Excerpts from a figure dataset
┌────────

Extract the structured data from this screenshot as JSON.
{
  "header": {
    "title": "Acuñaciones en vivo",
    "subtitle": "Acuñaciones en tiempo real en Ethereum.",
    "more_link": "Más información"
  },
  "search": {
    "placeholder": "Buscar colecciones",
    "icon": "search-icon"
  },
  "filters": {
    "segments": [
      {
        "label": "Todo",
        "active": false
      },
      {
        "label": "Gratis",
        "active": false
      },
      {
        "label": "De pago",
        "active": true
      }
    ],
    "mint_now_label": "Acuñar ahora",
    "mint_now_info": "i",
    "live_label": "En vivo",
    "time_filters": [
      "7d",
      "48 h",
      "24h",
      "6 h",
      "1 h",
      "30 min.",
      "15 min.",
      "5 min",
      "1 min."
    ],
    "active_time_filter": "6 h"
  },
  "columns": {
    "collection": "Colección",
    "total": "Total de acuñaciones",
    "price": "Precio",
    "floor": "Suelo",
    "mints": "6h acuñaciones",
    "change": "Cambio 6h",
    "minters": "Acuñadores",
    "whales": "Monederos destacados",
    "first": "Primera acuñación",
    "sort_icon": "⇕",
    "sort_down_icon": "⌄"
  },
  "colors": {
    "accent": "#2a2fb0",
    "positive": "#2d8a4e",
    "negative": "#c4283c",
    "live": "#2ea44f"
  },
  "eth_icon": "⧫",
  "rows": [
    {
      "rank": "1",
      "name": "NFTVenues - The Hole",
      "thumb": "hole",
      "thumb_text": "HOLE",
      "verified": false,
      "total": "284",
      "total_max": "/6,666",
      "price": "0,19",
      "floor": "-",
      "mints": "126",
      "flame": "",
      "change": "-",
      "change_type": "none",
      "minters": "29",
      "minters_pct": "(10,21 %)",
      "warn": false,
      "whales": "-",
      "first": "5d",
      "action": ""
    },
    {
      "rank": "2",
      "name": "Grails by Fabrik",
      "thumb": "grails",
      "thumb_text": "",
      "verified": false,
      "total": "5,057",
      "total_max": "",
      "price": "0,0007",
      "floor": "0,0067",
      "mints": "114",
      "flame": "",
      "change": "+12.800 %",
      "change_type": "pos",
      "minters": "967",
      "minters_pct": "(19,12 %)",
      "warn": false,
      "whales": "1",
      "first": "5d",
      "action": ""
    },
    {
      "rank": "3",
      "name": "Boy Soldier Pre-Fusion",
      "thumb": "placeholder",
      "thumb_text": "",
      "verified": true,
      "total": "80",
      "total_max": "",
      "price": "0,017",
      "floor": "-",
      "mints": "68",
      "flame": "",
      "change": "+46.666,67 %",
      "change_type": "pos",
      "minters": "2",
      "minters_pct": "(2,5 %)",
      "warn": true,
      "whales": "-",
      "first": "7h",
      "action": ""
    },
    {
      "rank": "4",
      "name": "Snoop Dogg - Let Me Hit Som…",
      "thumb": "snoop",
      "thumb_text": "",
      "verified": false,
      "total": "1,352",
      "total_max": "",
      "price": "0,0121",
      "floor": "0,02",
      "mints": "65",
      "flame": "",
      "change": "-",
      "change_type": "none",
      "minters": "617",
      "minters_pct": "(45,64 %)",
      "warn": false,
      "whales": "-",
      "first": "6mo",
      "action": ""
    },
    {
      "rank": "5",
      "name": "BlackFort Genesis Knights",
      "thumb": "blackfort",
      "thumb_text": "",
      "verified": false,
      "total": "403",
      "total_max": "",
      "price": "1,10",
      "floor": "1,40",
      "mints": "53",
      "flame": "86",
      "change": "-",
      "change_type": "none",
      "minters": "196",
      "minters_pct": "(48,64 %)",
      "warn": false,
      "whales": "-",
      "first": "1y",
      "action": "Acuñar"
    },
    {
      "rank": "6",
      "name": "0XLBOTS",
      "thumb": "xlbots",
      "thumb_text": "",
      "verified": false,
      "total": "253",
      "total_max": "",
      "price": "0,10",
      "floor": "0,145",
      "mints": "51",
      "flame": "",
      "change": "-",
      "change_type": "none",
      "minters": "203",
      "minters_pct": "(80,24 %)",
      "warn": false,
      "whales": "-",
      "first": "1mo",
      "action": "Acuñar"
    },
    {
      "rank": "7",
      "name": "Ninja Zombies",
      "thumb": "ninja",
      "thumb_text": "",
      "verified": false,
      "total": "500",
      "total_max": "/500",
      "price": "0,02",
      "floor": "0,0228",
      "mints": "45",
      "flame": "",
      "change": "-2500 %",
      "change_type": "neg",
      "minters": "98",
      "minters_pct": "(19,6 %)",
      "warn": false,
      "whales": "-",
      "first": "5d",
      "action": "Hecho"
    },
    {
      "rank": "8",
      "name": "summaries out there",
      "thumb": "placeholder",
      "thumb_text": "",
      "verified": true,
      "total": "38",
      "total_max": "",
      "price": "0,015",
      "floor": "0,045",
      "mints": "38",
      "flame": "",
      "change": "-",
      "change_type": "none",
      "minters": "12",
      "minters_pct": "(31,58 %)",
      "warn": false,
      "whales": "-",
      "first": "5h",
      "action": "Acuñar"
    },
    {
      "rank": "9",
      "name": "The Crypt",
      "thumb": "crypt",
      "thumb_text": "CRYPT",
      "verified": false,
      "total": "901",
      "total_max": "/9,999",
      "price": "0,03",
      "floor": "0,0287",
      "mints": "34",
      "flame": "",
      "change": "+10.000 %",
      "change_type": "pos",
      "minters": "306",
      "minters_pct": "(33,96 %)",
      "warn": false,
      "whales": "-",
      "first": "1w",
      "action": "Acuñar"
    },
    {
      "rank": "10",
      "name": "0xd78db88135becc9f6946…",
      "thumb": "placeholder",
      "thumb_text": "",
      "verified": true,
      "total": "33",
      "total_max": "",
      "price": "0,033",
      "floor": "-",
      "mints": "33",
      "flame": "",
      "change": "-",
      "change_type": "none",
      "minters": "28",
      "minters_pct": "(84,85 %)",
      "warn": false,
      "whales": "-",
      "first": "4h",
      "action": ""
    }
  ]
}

└────────

Reproduce every record, matching each line exactly.

Extract the structured data from this screenshot as JSON.
{
  "header": {
    "title": "Acuñaciones en vivo",
    "subtitle": "Acuñaciones en tiempo real en Ethereum.",
    "more_link": "Más información"
  },
  "search": {
    "placeholder": "Buscar colecciones",
    "icon": "search-icon"
  },
  "filters": {
    "segments": [
      {
        "label": "Todo",
        "active": false
      },
      {
        "label": "Gratis",
        "active": false
      },
      {
        "label": "De pago",
        "active": true
      }
    ],
    "mint_now_label": "Acuñar ahora",
    "mint_now_info": "i",
    "live_label": "En vivo",
    "time_filters": [
      "7d",
      "48 h",
      "24h",
      "6 h",
      "1 h",
      "30 min.",
      "15 min.",
      "5 min",
      "1 min."
    ],
    "active_time_filter": "6 h"
  },
  "columns": {
    "collection": "Colección",
    "total": "Total de acuñaciones",
    "price": "Precio",
    "floor": "Suelo",
    "mints": "6h acuñaciones",
    "change": "Cambio 6h",
    "minters": "Acuñadores",
    "whales": "Monederos destacados",
    "first": "Primera acuñación",
    "sort_icon": "⇕",
    "sort_down_icon": "⌄"
  },
  "colors": {
    "accent": "#2a2fb0",
    "positive": "#2d8a4e",
    "negative": "#c4283c",
    "live": "#2ea44f"
  },
  "eth_icon": "⧫",
  "rows": [
    {
      "rank": "1",
      "name": "NFTVenues - The Hole",
      "thumb": "hole",
      "thumb_text": "HOLE",
      "verified": false,
      "total": "284",
      "total_max": "/6,666",
      "price": "0,19",
      "floor": "-",
      "mints": "126",
      "flame": "",
      "change": "-",
      "change_type": "none",
      "minters": "29",
      "minters_pct": "(10,21 %)",
      "warn": false,
      "whales": "-",
      "first": "5d",
      "action": ""
    },
    {
      "rank": "2",
      "name": "Grails by Fabrik",
      "thumb": "grails",
      "thumb_text": "",
      "verified": false,
      "total": "5,057",
      "total_max": "",
      "price": "0,0007",
      "floor": "0,0067",
      "mints": "114",
      "flame": "",
      "change": "+12.800 %",
      "change_type": "pos",
      "minters": "967",
      "minters_pct": "(19,12 %)",
      "warn": false,
      "whales": "1",
      "first": "5d",
      "action": ""
    },
    {
      "rank": "3",
      "name": "Boy Soldier Pre-Fusion",
      "thumb": "placeholder",
      "thumb_text": "",
      "verified": true,
      "total": "80",
      "total_max": "",
      "price": "0,017",
      "floor": "-",
      "mints": "68",
      "flame": "",
      "change": "+46.666,67 %",
      "change_type": "pos",
      "minters": "2",
      "minters_pct": "(2,5 %)",
      "warn": true,
      "whales": "-",
      "first": "7h",
      "action": ""
    },
    {
      "rank": "4",
      "name": "Snoop Dogg - Let Me Hit Som…",
      "thumb": "snoop",
      "thumb_text": "",
      "verified": false,
      "total": "1,352",
      "total_max": "",
      "price": "0,0121",
      "floor": "0,02",
      "mints": "65",
      "flame": "",
      "change": "-",
      "change_type": "none",
      "minters": "617",
      "minters_pct": "(45,64 %)",
      "warn": false,
      "whales": "-",
      "first": "6mo",
      "action": ""
    },
    {
      "rank": "5",
      "name": "BlackFort Genesis Knights",
      "thumb": "blackfort",
      "thumb_text": "",
      "verified": false,
      "total": "403",
      "total_max": "",
      "price": "1,10",
      "floor": "1,40",
      "mints": "53",
      "flame": "86",
      "change": "-",
      "change_type": "none",
      "minters": "196",
      "minters_pct": "(48,64 %)",
      "warn": false,
      "whales": "-",
      "first": "1y",
      "action": "Acuñar"
    },
    {
      "rank": "6",
      "name": "0XLBOTS",
      "thumb": "xlbots",
      "thumb_text": "",
      "verified": false,
      "total": "253",
      "total_max": "",
      "price": "0,10",
      "floor": "0,145",
      "mints": "51",
      "flame": "",
      "change": "-",
      "change_type": "none",
      "minters": "203",
      "minters_pct": "(80,24 %)",
      "warn": false,
      "whales": "-",
      "first": "1mo",
      "action": "Acuñar"
    },
    {
      "rank": "7",
      "name": "Ninja Zombies",
      "thumb": "ninja",
      "thumb_text": "",
      "verified": false,
      "total": "500",
      "total_max": "/500",
      "price": "0,02",
      "floor": "0,0228",
      "mints": "45",
      "flame": "",
      "change": "-2500 %",
      "change_type": "neg",
      "minters": "98",
      "minters_pct": "(19,6 %)",
      "warn": false,
      "whales": "-",
      "first": "5d",
      "action": "Hecho"
    },
    {
      "rank": "8",
      "name": "summaries out there",
      "thumb": "placeholder",
      "thumb_text": "",
      "verified": true,
      "total": "38",
      "total_max": "",
      "price": "0,015",
      "floor": "0,045",
      "mints": "38",
      "flame": "",
      "change": "-",
      "change_type": "none",
      "minters": "12",
      "minters_pct": "(31,58 %)",
      "warn": false,
      "whales": "-",
      "first": "5h",
      "action": "Acuñar"
    },
    {
      "rank": "9",
      "name": "The Crypt",
      "thumb": "crypt",
      "thumb_text": "CRYPT",
      "verified": false,
      "total": "901",
      "total_max": "/9,999",
      "price": "0,03",
      "floor": "0,0287",
      "mints": "34",
      "flame": "",
      "change": "+10.000 %",
      "change_type": "pos",
      "minters": "306",
      "minters_pct": "(33,96 %)",
      "warn": false,
      "whales": "-",
      "first": "1w",
      "action": "Acuñar"
    },
    {
      "rank": "10",
      "name": "0xd78db88135becc9f6946…",
      "thumb": "placeholder",
      "thumb_text": "",
      "verified": true,
      "total": "33",
      "total_max": "",
      "price": "0,033",
      "floor": "-",
      "mints": "33",
      "flame": "",
      "change": "-",
      "change_type": "none",
      "minters": "28",
      "minters_pct": "(84,85 %)",
      "warn": false,
      "whales": "-",
      "first": "4h",
      "action": ""
    }
  ]
}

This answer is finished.